*RECORDS SUPPLIED:*
********************

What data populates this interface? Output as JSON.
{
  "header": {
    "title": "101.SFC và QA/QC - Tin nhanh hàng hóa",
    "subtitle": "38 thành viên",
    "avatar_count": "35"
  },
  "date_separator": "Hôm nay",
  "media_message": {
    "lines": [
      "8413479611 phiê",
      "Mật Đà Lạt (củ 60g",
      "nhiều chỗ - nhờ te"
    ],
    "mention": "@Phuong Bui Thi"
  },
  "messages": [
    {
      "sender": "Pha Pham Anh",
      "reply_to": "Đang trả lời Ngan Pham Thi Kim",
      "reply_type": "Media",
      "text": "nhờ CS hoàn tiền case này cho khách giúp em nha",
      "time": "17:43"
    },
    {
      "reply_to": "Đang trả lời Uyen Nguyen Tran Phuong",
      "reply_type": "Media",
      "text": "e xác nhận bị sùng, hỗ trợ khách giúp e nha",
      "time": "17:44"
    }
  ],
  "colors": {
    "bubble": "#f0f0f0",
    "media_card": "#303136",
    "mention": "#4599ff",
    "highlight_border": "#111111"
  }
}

********************

*WHAT THIS TASK INVOLVES:* Copy the material above verbatim.

*FINAL RESULT:*
What data populates this interface? Output as JSON.
{
  "header": {
    "title": "101.SFC và QA/QC - Tin nhanh hàng hóa",
    "subtitle": "38 thành viên",
    "avatar_count": "35"
  },
  "date_separator": "Hôm nay",
  "media_message": {
    "lines": [
      "8413479611 phiê",
      "Mật Đà Lạt (củ 60g",
      "nhiều chỗ - nhờ te"
    ],
    "mention": "@Phuong Bui Thi"
  },
  "messages": [
    {
      "sender": "Pha Pham Anh",
      "reply_to": "Đang trả lời Ngan Pham Thi Kim",
      "reply_type": "Media",
      "text": "nhờ CS hoàn tiền case này cho khách giúp em nha",
      "time": "17:43"
    },
    {
      "reply_to": "Đang trả lời Uyen Nguyen Tran Phuong",
      "reply_type": "Media",
      "text": "e xác nhận bị sùng, hỗ trợ khách giúp e nha",
      "time": "17:44"
    }
  ],
  "colors": {
    "bubble": "#f0f0f0",
    "media_card": "#303136",
    "mention": "#4599ff",
    "highlight_border": "#111111"
  }
}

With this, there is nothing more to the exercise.